**DATA SHOWN:**

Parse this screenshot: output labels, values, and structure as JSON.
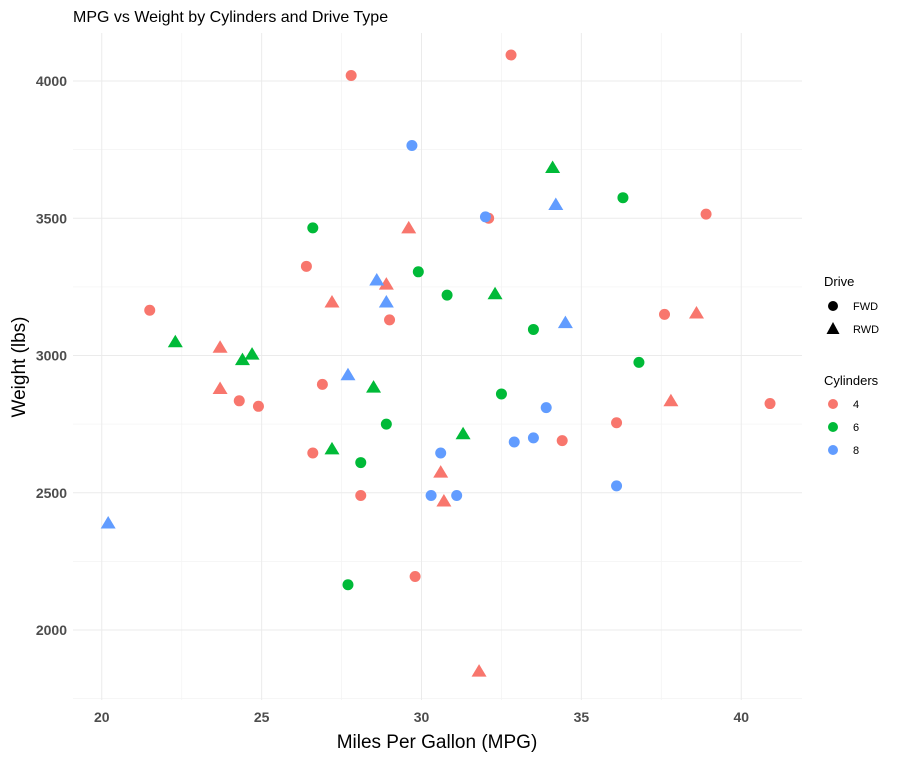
{
  "chart_data": {
    "type": "scatter",
    "title": "MPG vs Weight by Cylinders and Drive Type",
    "xlabel": "Miles Per Gallon (MPG)",
    "ylabel": "Weight (lbs)",
    "xlim": [
      19.1,
      41.9
    ],
    "ylim": [
      1745,
      4175
    ],
    "x_ticks": [
      20,
      25,
      30,
      35,
      40
    ],
    "x_tick_labels": [
      "20",
      "25",
      "30",
      "35",
      "40"
    ],
    "y_ticks": [
      2000,
      2500,
      3000,
      3500,
      4000
    ],
    "y_tick_labels": [
      "2000",
      "2500",
      "3000",
      "3500",
      "4000"
    ],
    "grid": true,
    "legend_position": "right",
    "legends": {
      "drive": {
        "title": "Drive",
        "entries": [
          {
            "label": "FWD",
            "shape": "circle"
          },
          {
            "label": "RWD",
            "shape": "triangle"
          }
        ]
      },
      "cylinders": {
        "title": "Cylinders",
        "entries": [
          {
            "label": "4",
            "color": "#F8766D"
          },
          {
            "label": "6",
            "color": "#00BA38"
          },
          {
            "label": "8",
            "color": "#619CFF"
          }
        ]
      }
    },
    "colors": {
      "4": "#F8766D",
      "6": "#00BA38",
      "8": "#619CFF"
    },
    "series": [
      {
        "name": "4 cylinders",
        "cylinders": "4",
        "points": [
          {
            "x": 21.5,
            "y": 3165,
            "drive": "FWD"
          },
          {
            "x": 23.7,
            "y": 3030,
            "drive": "RWD"
          },
          {
            "x": 23.7,
            "y": 2880,
            "drive": "RWD"
          },
          {
            "x": 24.3,
            "y": 2835,
            "drive": "FWD"
          },
          {
            "x": 24.9,
            "y": 2815,
            "drive": "FWD"
          },
          {
            "x": 26.4,
            "y": 3325,
            "drive": "FWD"
          },
          {
            "x": 26.6,
            "y": 2645,
            "drive": "FWD"
          },
          {
            "x": 26.9,
            "y": 2895,
            "drive": "FWD"
          },
          {
            "x": 27.2,
            "y": 3195,
            "drive": "RWD"
          },
          {
            "x": 27.8,
            "y": 4020,
            "drive": "FWD"
          },
          {
            "x": 28.1,
            "y": 2490,
            "drive": "FWD"
          },
          {
            "x": 28.9,
            "y": 3260,
            "drive": "RWD"
          },
          {
            "x": 29.0,
            "y": 3130,
            "drive": "FWD"
          },
          {
            "x": 29.6,
            "y": 3465,
            "drive": "RWD"
          },
          {
            "x": 29.8,
            "y": 2195,
            "drive": "FWD"
          },
          {
            "x": 30.6,
            "y": 2575,
            "drive": "RWD"
          },
          {
            "x": 30.7,
            "y": 2470,
            "drive": "RWD"
          },
          {
            "x": 31.8,
            "y": 1850,
            "drive": "RWD"
          },
          {
            "x": 32.1,
            "y": 3500,
            "drive": "FWD"
          },
          {
            "x": 32.8,
            "y": 4095,
            "drive": "FWD"
          },
          {
            "x": 34.4,
            "y": 2690,
            "drive": "FWD"
          },
          {
            "x": 36.1,
            "y": 2755,
            "drive": "FWD"
          },
          {
            "x": 37.6,
            "y": 3150,
            "drive": "FWD"
          },
          {
            "x": 37.8,
            "y": 2835,
            "drive": "RWD"
          },
          {
            "x": 38.6,
            "y": 3155,
            "drive": "RWD"
          },
          {
            "x": 38.9,
            "y": 3515,
            "drive": "FWD"
          },
          {
            "x": 40.9,
            "y": 2825,
            "drive": "FWD"
          }
        ]
      },
      {
        "name": "6 cylinders",
        "cylinders": "6",
        "points": [
          {
            "x": 22.3,
            "y": 3050,
            "drive": "RWD"
          },
          {
            "x": 24.4,
            "y": 2985,
            "drive": "RWD"
          },
          {
            "x": 24.7,
            "y": 3005,
            "drive": "RWD"
          },
          {
            "x": 26.6,
            "y": 3465,
            "drive": "FWD"
          },
          {
            "x": 27.2,
            "y": 2660,
            "drive": "RWD"
          },
          {
            "x": 27.7,
            "y": 2165,
            "drive": "FWD"
          },
          {
            "x": 28.1,
            "y": 2610,
            "drive": "FWD"
          },
          {
            "x": 28.5,
            "y": 2885,
            "drive": "RWD"
          },
          {
            "x": 28.9,
            "y": 2750,
            "drive": "FWD"
          },
          {
            "x": 29.9,
            "y": 3305,
            "drive": "FWD"
          },
          {
            "x": 30.8,
            "y": 3220,
            "drive": "FWD"
          },
          {
            "x": 31.3,
            "y": 2715,
            "drive": "RWD"
          },
          {
            "x": 32.3,
            "y": 3225,
            "drive": "RWD"
          },
          {
            "x": 32.5,
            "y": 2860,
            "drive": "FWD"
          },
          {
            "x": 33.5,
            "y": 3095,
            "drive": "FWD"
          },
          {
            "x": 34.1,
            "y": 3685,
            "drive": "RWD"
          },
          {
            "x": 36.3,
            "y": 3575,
            "drive": "FWD"
          },
          {
            "x": 36.8,
            "y": 2975,
            "drive": "FWD"
          }
        ]
      },
      {
        "name": "8 cylinders",
        "cylinders": "8",
        "points": [
          {
            "x": 20.2,
            "y": 2390,
            "drive": "RWD"
          },
          {
            "x": 27.7,
            "y": 2930,
            "drive": "RWD"
          },
          {
            "x": 28.6,
            "y": 3275,
            "drive": "RWD"
          },
          {
            "x": 28.9,
            "y": 3195,
            "drive": "RWD"
          },
          {
            "x": 29.7,
            "y": 3765,
            "drive": "FWD"
          },
          {
            "x": 30.3,
            "y": 2490,
            "drive": "FWD"
          },
          {
            "x": 30.6,
            "y": 2645,
            "drive": "FWD"
          },
          {
            "x": 31.1,
            "y": 2490,
            "drive": "FWD"
          },
          {
            "x": 32.0,
            "y": 3505,
            "drive": "FWD"
          },
          {
            "x": 32.9,
            "y": 2685,
            "drive": "FWD"
          },
          {
            "x": 33.5,
            "y": 2700,
            "drive": "FWD"
          },
          {
            "x": 33.9,
            "y": 2810,
            "drive": "FWD"
          },
          {
            "x": 34.2,
            "y": 3550,
            "drive": "RWD"
          },
          {
            "x": 34.5,
            "y": 3120,
            "drive": "RWD"
          },
          {
            "x": 36.1,
            "y": 2525,
            "drive": "FWD"
          }
        ]
      }
    ]
  }
}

**GIVEN TASK:**
Write out the records above exactly as they appear, leaving out any pictures.

**EXERCISE RESULT:**
Parse this screenshot: output labels, values, and structure as JSON.
{
  "chart_data": {
    "type": "scatter",
    "title": "MPG vs Weight by Cylinders and Drive Type",
    "xlabel": "Miles Per Gallon (MPG)",
    "ylabel": "Weight (lbs)",
    "xlim": [
      19.1,
      41.9
    ],
    "ylim": [
      1745,
      4175
    ],
    "x_ticks": [
      20,
      25,
      30,
      35,
      40
    ],
    "x_tick_labels": [
      "20",
      "25",
      "30",
      "35",
      "40"
    ],
    "y_ticks": [
      2000,
      2500,
      3000,
      3500,
      4000
    ],
    "y_tick_labels": [
      "2000",
      "2500",
      "3000",
      "3500",
      "4000"
    ],
    "grid": true,
    "legend_position": "right",
    "legends": {
      "drive": {
        "title": "Drive",
        "entries": [
          {
            "label": "FWD",
            "shape": "circle"
          },
          {
            "label": "RWD",
            "shape": "triangle"
          }
        ]
      },
      "cylinders": {
        "title": "Cylinders",
        "entries": [
          {
            "label": "4",
            "color": "#F8766D"
          },
          {
            "label": "6",
            "color": "#00BA38"
          },
          {
            "label": "8",
            "color": "#619CFF"
          }
        ]
      }
    },
    "colors": {
      "4": "#F8766D",
      "6": "#00BA38",
      "8": "#619CFF"
    },
    "series": [
      {
        "name": "4 cylinders",
        "cylinders": "4",
        "points": [
          {
            "x": 21.5,
            "y": 3165,
            "drive": "FWD"
          },
          {
            "x": 23.7,
            "y": 3030,
            "drive": "RWD"
          },
          {
            "x": 23.7,
            "y": 2880,
            "drive": "RWD"
          },
          {
            "x": 24.3,
            "y": 2835,
            "drive": "FWD"
          },
          {
            "x": 24.9,
            "y": 2815,
            "drive": "FWD"
          },
          {
            "x": 26.4,
            "y": 3325,
            "drive": "FWD"
          },
          {
            "x": 26.6,
            "y": 2645,
            "drive": "FWD"
          },
          {
            "x": 26.9,
            "y": 2895,
            "drive": "FWD"
          },
          {
            "x": 27.2,
            "y": 3195,
            "drive": "RWD"
          },
          {
            "x": 27.8,
            "y": 4020,
            "drive": "FWD"
          },
          {
            "x": 28.1,
            "y": 2490,
            "drive": "FWD"
          },
          {
            "x": 28.9,
            "y": 3260,
            "drive": "RWD"
          },
          {
            "x": 29.0,
            "y": 3130,
            "drive": "FWD"
          },
          {
            "x": 29.6,
            "y": 3465,
            "drive": "RWD"
          },
          {
            "x": 29.8,
            "y": 2195,
            "drive": "FWD"
          },
          {
            "x": 30.6,
            "y": 2575,
            "drive": "RWD"
          },
          {
            "x": 30.7,
            "y": 2470,
            "drive": "RWD"
          },
          {
            "x": 31.8,
            "y": 1850,
            "drive": "RWD"
          },
          {
            "x": 32.1,
            "y": 3500,
            "drive": "FWD"
          },
          {
            "x": 32.8,
            "y": 4095,
            "drive": "FWD"
          },
          {
            "x": 34.4,
            "y": 2690,
            "drive": "FWD"
          },
          {
            "x": 36.1,
            "y": 2755,
            "drive": "FWD"
          },
          {
            "x": 37.6,
            "y": 3150,
            "drive": "FWD"
          },
          {
            "x": 37.8,
            "y": 2835,
            "drive": "RWD"
          },
          {
            "x": 38.6,
            "y": 3155,
            "drive": "RWD"
          },
          {
            "x": 38.9,
            "y": 3515,
            "drive": "FWD"
          },
          {
            "x": 40.9,
            "y": 2825,
            "drive": "FWD"
          }
        ]
      },
      {
        "name": "6 cylinders",
        "cylinders": "6",
        "points": [
          {
            "x": 22.3,
            "y": 3050,
            "drive": "RWD"
          },
          {
            "x": 24.4,
            "y": 2985,
            "drive": "RWD"
          },
          {
            "x": 24.7,
            "y": 3005,
            "drive": "RWD"
          },
          {
            "x": 26.6,
            "y": 3465,
            "drive": "FWD"
          },
          {
            "x": 27.2,
            "y": 2660,
            "drive": "RWD"
          },
          {
            "x": 27.7,
            "y": 2165,
            "drive": "FWD"
          },
          {
            "x": 28.1,
            "y": 2610,
            "drive": "FWD"
          },
          {
            "x": 28.5,
            "y": 2885,
            "drive": "RWD"
          },
          {
            "x": 28.9,
            "y": 2750,
            "drive": "FWD"
          },
          {
            "x": 29.9,
            "y": 3305,
            "drive": "FWD"
          },
          {
            "x": 30.8,
            "y": 3220,
            "drive": "FWD"
          },
          {
            "x": 31.3,
            "y": 2715,
            "drive": "RWD"
          },
          {
            "x": 32.3,
            "y": 3225,
            "drive": "RWD"
          },
          {
            "x": 32.5,
            "y": 2860,
            "drive": "FWD"
          },
          {
            "x": 33.5,
            "y": 3095,
            "drive": "FWD"
          },
          {
            "x": 34.1,
            "y": 3685,
            "drive": "RWD"
          },
          {
            "x": 36.3,
            "y": 3575,
            "drive": "FWD"
          },
          {
            "x": 36.8,
            "y": 2975,
            "drive": "FWD"
          }
        ]
      },
      {
        "name": "8 cylinders",
        "cylinders": "8",
        "points": [
          {
            "x": 20.2,
            "y": 2390,
            "drive": "RWD"
          },
          {
            "x": 27.7,
            "y": 2930,
            "drive": "RWD"
          },
          {
            "x": 28.6,
            "y": 3275,
            "drive": "RWD"
          },
          {
            "x": 28.9,
            "y": 3195,
            "drive": "RWD"
          },
          {
            "x": 29.7,
            "y": 3765,
            "drive": "FWD"
          },
          {
            "x": 30.3,
            "y": 2490,
            "drive": "FWD"
          },
          {
            "x": 30.6,
            "y": 2645,
            "drive": "FWD"
          },
          {
            "x": 31.1,
            "y": 2490,
            "drive": "FWD"
          },
          {
            "x": 32.0,
            "y": 3505,
            "drive": "FWD"
          },
          {
            "x": 32.9,
            "y": 2685,
            "drive": "FWD"
          },
          {
            "x": 33.5,
            "y": 2700,
            "drive": "FWD"
          },
          {
            "x": 33.9,
            "y": 2810,
            "drive": "FWD"
          },
          {
            "x": 34.2,
            "y": 3550,
            "drive": "RWD"
          },
          {
            "x": 34.5,
            "y": 3120,
            "drive": "RWD"
          },
          {
            "x": 36.1,
            "y": 2525,
            "drive": "FWD"
          }
        ]
      }
    ]
  }
}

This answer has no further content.